* **EXERCISE BRIEF**: Count how many lines hold the string "Dimension". Give that number alone.

(Entries from a dataset)
--

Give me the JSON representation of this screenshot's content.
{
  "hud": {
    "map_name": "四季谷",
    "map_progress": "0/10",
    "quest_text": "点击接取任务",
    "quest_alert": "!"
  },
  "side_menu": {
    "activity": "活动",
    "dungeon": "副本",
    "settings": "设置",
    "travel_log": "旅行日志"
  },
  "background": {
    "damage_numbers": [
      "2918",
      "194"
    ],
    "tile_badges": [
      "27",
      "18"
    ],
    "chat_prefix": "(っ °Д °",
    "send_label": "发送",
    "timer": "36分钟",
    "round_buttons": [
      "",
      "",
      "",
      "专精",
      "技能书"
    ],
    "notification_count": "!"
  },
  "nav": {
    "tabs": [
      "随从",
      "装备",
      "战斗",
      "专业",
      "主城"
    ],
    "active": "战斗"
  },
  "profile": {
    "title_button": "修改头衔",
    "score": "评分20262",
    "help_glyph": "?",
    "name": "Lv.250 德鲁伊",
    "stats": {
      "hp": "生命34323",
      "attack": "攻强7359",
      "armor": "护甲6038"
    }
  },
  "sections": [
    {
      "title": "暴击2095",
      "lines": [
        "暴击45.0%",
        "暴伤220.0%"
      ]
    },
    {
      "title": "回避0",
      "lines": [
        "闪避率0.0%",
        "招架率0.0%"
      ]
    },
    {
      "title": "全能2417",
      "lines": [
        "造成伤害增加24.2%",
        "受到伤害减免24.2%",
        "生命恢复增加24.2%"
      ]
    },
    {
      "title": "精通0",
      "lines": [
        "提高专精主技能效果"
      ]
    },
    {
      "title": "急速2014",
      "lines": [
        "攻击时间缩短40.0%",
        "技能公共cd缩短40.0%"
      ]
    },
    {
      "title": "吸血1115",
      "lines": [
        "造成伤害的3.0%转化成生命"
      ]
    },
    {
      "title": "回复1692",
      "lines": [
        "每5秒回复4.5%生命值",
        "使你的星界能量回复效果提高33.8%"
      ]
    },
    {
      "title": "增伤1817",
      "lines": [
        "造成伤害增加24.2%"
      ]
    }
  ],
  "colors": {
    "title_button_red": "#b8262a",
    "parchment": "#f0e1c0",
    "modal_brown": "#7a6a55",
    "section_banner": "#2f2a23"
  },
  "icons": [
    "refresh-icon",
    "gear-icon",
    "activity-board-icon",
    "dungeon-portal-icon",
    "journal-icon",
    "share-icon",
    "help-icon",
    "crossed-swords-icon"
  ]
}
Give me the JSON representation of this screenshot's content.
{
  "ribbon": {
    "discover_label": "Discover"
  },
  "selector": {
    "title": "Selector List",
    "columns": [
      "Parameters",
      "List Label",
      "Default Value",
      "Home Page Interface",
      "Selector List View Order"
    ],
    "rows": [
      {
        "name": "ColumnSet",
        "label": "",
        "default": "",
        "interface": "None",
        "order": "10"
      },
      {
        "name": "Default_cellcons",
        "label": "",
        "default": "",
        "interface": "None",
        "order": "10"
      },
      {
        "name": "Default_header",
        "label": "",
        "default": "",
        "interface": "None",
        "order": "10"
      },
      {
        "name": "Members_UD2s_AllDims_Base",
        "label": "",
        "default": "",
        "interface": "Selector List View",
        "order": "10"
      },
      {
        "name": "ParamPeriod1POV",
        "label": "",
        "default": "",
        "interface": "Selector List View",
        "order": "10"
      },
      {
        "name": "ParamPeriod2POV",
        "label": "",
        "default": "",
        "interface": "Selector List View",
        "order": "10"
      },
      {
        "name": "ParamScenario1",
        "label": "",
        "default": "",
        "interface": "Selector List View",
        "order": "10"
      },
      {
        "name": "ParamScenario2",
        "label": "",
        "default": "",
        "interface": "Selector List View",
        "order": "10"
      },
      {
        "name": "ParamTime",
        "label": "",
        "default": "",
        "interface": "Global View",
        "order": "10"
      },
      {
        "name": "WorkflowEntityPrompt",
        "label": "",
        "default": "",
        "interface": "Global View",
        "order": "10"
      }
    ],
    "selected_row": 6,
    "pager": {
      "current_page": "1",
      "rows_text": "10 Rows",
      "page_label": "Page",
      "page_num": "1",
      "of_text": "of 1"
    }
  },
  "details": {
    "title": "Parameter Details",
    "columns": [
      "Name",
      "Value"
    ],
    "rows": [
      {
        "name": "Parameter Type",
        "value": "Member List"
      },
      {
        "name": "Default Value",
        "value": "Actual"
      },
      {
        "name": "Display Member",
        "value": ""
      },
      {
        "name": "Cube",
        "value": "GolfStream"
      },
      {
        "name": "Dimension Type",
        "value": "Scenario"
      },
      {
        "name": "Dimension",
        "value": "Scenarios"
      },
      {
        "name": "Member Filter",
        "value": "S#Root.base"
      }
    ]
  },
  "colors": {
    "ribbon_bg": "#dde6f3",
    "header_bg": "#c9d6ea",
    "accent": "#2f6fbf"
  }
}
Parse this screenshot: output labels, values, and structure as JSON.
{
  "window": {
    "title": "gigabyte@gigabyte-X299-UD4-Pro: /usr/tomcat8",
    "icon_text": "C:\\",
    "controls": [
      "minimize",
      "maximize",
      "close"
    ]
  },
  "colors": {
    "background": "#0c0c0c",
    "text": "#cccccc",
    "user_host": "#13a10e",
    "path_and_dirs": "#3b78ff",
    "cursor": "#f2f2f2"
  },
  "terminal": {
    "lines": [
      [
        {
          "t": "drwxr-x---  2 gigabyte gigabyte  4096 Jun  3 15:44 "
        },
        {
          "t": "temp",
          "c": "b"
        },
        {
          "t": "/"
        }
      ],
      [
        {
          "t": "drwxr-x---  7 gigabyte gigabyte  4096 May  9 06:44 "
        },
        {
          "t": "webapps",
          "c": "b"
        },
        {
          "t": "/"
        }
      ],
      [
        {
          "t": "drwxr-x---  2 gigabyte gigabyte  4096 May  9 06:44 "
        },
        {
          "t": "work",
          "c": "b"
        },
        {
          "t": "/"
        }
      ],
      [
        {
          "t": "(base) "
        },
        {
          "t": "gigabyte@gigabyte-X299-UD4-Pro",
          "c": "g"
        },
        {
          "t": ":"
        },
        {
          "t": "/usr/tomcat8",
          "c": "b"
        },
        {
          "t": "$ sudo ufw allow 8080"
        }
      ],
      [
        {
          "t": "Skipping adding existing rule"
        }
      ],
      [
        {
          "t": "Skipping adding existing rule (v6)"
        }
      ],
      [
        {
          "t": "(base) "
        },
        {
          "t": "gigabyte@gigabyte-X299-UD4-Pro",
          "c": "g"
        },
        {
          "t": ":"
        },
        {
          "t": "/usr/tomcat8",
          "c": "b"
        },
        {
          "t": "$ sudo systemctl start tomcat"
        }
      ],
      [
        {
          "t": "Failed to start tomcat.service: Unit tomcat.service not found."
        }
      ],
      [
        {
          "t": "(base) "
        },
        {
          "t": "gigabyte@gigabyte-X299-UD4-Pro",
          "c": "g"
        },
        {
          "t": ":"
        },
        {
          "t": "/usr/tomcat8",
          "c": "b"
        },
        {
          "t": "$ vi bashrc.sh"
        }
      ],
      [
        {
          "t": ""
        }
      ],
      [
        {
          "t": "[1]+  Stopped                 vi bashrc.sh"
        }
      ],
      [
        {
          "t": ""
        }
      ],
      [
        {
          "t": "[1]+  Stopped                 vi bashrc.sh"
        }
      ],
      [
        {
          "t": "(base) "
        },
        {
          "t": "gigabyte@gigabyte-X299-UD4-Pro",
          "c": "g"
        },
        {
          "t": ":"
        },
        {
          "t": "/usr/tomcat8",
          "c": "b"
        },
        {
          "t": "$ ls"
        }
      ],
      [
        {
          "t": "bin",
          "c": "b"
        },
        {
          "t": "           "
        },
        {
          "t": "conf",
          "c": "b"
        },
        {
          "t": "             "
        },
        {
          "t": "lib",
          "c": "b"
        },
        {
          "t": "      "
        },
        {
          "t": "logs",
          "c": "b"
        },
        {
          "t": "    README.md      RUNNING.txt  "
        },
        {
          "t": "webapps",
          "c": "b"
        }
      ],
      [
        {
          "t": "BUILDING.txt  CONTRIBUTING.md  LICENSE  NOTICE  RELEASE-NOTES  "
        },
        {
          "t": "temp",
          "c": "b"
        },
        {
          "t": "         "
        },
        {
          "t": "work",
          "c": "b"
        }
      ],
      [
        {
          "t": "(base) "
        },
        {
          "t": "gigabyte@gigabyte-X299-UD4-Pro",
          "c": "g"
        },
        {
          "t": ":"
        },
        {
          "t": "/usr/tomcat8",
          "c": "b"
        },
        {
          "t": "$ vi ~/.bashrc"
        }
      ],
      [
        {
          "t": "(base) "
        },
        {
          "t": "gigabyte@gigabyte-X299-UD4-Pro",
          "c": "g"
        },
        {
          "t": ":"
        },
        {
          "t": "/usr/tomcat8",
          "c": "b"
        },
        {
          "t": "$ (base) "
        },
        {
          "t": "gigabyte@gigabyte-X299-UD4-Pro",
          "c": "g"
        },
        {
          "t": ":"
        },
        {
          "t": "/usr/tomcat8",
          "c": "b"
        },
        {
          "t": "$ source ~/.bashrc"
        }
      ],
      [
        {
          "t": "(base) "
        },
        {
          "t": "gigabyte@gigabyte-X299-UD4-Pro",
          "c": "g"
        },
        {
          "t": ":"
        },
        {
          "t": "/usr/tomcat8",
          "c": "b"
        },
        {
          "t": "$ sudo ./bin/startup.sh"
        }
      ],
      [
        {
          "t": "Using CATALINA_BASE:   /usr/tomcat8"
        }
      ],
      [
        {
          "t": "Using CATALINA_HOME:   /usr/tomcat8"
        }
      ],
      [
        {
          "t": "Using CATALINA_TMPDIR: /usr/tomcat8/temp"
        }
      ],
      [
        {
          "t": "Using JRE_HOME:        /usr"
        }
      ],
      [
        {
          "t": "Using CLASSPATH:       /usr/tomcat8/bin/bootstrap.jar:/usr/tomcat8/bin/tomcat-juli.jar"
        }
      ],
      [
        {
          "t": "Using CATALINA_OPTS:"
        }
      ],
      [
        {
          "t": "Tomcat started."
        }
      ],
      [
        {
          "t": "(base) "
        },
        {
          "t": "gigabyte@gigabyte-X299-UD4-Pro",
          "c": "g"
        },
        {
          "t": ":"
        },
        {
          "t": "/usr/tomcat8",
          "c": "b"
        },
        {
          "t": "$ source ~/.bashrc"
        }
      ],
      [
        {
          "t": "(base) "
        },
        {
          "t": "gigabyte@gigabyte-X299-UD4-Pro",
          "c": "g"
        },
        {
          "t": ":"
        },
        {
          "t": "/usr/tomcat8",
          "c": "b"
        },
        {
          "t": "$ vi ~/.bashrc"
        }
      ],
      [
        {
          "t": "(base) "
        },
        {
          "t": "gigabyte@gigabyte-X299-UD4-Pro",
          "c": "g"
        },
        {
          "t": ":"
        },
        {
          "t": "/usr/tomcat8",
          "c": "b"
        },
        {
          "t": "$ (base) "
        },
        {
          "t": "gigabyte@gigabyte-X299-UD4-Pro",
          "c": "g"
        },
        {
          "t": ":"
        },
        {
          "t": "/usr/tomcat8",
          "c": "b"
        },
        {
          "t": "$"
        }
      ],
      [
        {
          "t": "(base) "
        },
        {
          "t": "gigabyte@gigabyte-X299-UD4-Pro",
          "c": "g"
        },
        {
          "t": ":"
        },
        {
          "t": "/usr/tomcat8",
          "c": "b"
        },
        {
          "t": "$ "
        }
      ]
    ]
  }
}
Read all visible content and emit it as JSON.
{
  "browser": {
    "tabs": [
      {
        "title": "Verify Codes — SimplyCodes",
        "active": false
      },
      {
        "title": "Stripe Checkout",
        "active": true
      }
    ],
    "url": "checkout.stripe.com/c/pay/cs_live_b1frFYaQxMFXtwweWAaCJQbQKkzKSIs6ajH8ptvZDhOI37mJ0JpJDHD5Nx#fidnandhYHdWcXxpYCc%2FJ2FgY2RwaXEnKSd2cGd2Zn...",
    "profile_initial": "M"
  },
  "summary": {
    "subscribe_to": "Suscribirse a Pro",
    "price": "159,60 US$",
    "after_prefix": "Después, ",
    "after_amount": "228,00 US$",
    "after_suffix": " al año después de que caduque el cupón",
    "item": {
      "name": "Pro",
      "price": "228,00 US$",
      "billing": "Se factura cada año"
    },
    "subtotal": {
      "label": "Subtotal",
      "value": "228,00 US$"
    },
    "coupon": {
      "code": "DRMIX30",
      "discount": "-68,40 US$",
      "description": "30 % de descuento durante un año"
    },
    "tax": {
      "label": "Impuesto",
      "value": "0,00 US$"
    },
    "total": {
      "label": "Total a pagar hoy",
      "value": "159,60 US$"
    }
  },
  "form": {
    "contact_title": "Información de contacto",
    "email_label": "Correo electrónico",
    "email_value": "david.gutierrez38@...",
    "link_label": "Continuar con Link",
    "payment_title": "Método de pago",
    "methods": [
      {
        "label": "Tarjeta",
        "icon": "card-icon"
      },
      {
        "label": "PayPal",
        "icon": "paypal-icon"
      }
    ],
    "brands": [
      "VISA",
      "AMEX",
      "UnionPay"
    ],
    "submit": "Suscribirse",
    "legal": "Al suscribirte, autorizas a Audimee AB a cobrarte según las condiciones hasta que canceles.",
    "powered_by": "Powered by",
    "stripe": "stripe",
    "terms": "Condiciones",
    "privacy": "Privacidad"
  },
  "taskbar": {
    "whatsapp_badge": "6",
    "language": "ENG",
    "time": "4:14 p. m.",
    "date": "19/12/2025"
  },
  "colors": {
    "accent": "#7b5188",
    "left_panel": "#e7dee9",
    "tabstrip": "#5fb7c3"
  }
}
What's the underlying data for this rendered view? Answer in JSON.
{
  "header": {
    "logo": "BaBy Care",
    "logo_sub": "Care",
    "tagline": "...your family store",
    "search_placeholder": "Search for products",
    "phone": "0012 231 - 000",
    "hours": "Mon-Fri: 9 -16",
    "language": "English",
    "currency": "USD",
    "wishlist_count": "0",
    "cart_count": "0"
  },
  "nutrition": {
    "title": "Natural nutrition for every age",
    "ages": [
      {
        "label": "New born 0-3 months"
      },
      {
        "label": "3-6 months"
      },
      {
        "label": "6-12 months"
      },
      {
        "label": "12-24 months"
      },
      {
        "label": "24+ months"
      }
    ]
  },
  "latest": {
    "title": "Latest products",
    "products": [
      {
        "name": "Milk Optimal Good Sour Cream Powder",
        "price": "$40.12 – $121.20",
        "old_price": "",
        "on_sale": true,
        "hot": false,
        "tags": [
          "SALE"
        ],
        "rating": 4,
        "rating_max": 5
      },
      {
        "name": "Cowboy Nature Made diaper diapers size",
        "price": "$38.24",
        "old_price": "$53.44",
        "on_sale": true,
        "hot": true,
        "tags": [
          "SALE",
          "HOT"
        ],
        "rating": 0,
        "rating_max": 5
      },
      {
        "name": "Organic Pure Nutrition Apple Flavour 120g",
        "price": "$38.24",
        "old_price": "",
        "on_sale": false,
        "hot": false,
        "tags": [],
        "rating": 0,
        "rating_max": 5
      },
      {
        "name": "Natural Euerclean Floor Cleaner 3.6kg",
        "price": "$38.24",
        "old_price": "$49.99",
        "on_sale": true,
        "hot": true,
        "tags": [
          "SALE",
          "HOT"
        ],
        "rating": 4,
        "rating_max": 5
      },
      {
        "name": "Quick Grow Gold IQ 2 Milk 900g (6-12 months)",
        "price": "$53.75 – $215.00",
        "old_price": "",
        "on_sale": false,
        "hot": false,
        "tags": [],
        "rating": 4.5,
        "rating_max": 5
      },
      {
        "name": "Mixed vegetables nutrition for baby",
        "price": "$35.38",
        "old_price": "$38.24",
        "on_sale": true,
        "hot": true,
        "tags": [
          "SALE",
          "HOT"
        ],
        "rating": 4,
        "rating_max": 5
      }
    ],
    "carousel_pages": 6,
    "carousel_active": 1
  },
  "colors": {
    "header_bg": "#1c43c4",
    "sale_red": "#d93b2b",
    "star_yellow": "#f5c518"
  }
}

--

* **EXERCISE SOLUTION**: 2